What you are asked to do — Every record must appear in your copy exactly as written, with no pictures.

Data section —
□ □ □ □ □

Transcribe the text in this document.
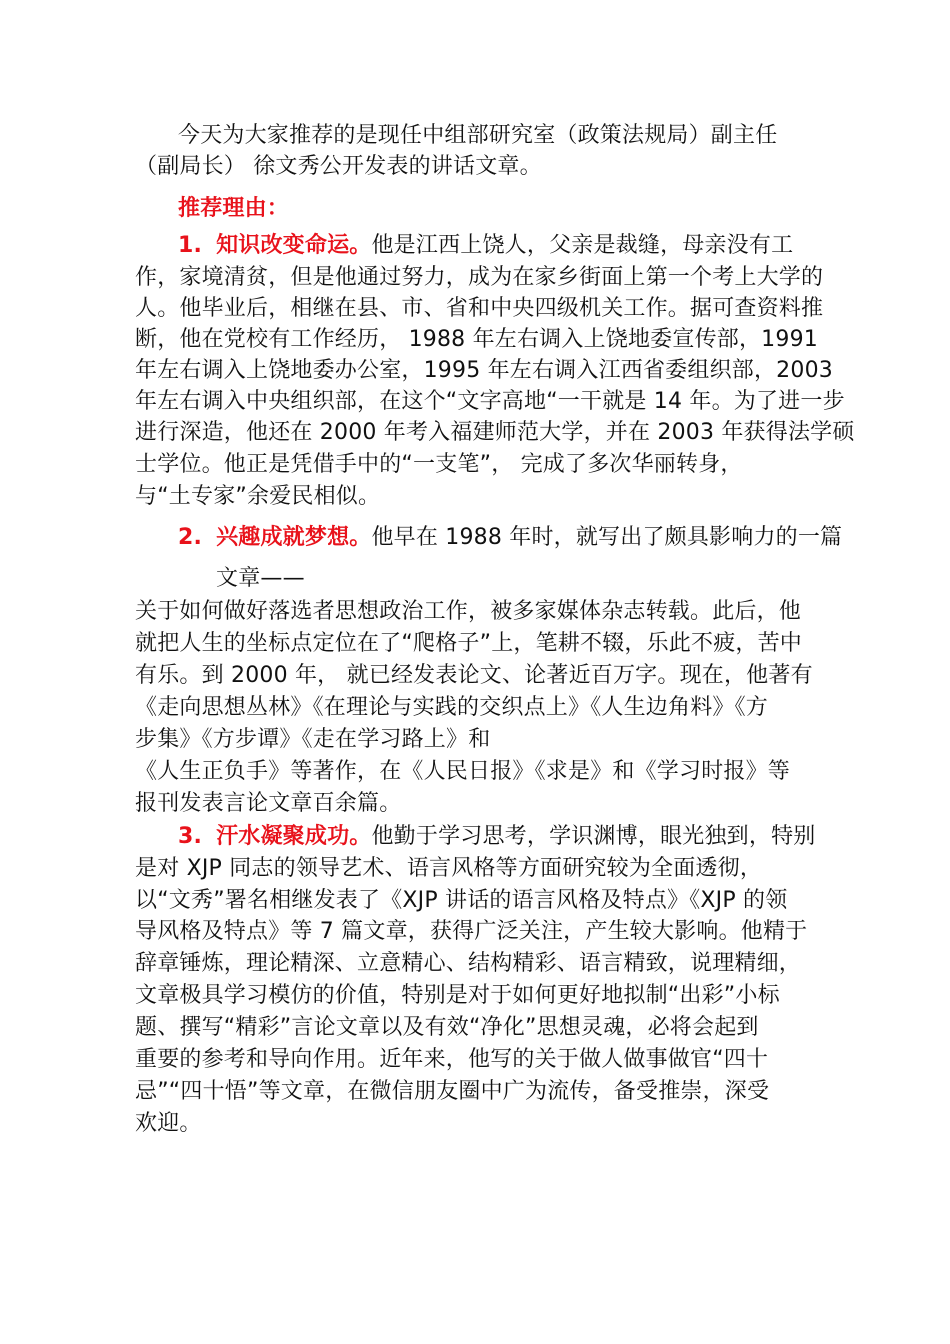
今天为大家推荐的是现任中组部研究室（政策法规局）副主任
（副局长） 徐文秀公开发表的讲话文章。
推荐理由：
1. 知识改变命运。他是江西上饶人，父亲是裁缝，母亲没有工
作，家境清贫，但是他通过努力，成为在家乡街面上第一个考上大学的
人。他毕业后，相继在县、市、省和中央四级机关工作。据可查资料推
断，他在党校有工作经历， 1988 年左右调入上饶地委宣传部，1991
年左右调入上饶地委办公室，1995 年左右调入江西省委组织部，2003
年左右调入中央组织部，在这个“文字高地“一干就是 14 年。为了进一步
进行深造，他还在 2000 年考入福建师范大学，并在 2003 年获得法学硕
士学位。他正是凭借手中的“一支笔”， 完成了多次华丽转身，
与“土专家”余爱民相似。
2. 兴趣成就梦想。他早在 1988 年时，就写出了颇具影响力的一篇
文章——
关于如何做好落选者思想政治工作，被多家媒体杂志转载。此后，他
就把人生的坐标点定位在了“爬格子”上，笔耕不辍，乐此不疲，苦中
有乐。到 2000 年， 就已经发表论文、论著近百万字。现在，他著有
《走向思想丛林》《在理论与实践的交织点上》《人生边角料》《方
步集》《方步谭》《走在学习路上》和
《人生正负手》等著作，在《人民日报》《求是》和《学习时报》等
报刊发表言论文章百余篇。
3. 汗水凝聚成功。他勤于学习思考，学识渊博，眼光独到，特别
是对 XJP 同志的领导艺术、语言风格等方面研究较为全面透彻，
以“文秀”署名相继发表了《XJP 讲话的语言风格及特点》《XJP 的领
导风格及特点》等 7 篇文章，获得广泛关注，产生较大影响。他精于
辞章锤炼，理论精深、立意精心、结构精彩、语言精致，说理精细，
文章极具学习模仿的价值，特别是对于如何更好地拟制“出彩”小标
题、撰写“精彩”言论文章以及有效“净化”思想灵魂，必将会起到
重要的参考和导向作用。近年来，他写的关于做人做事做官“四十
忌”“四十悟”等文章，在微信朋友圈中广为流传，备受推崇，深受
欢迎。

□ □ □ □ □

Exercise output —
Transcribe the text in this document.
今天为大家推荐的是现任中组部研究室（政策法规局）副主任
（副局长） 徐文秀公开发表的讲话文章。
推荐理由：
1. 知识改变命运。他是江西上饶人，父亲是裁缝，母亲没有工
作，家境清贫，但是他通过努力，成为在家乡街面上第一个考上大学的
人。他毕业后，相继在县、市、省和中央四级机关工作。据可查资料推
断，他在党校有工作经历， 1988 年左右调入上饶地委宣传部，1991
年左右调入上饶地委办公室，1995 年左右调入江西省委组织部，2003
年左右调入中央组织部，在这个“文字高地“一干就是 14 年。为了进一步
进行深造，他还在 2000 年考入福建师范大学，并在 2003 年获得法学硕
士学位。他正是凭借手中的“一支笔”， 完成了多次华丽转身，
与“土专家”余爱民相似。
2. 兴趣成就梦想。他早在 1988 年时，就写出了颇具影响力的一篇
文章——
关于如何做好落选者思想政治工作，被多家媒体杂志转载。此后，他
就把人生的坐标点定位在了“爬格子”上，笔耕不辍，乐此不疲，苦中
有乐。到 2000 年， 就已经发表论文、论著近百万字。现在，他著有
《走向思想丛林》《在理论与实践的交织点上》《人生边角料》《方
步集》《方步谭》《走在学习路上》和
《人生正负手》等著作，在《人民日报》《求是》和《学习时报》等
报刊发表言论文章百余篇。
3. 汗水凝聚成功。他勤于学习思考，学识渊博，眼光独到，特别
是对 XJP 同志的领导艺术、语言风格等方面研究较为全面透彻，
以“文秀”署名相继发表了《XJP 讲话的语言风格及特点》《XJP 的领
导风格及特点》等 7 篇文章，获得广泛关注，产生较大影响。他精于
辞章锤炼，理论精深、立意精心、结构精彩、语言精致，说理精细，
文章极具学习模仿的价值，特别是对于如何更好地拟制“出彩”小标
题、撰写“精彩”言论文章以及有效“净化”思想灵魂，必将会起到
重要的参考和导向作用。近年来，他写的关于做人做事做官“四十
忌”“四十悟”等文章，在微信朋友圈中广为流传，备受推崇，深受
欢迎。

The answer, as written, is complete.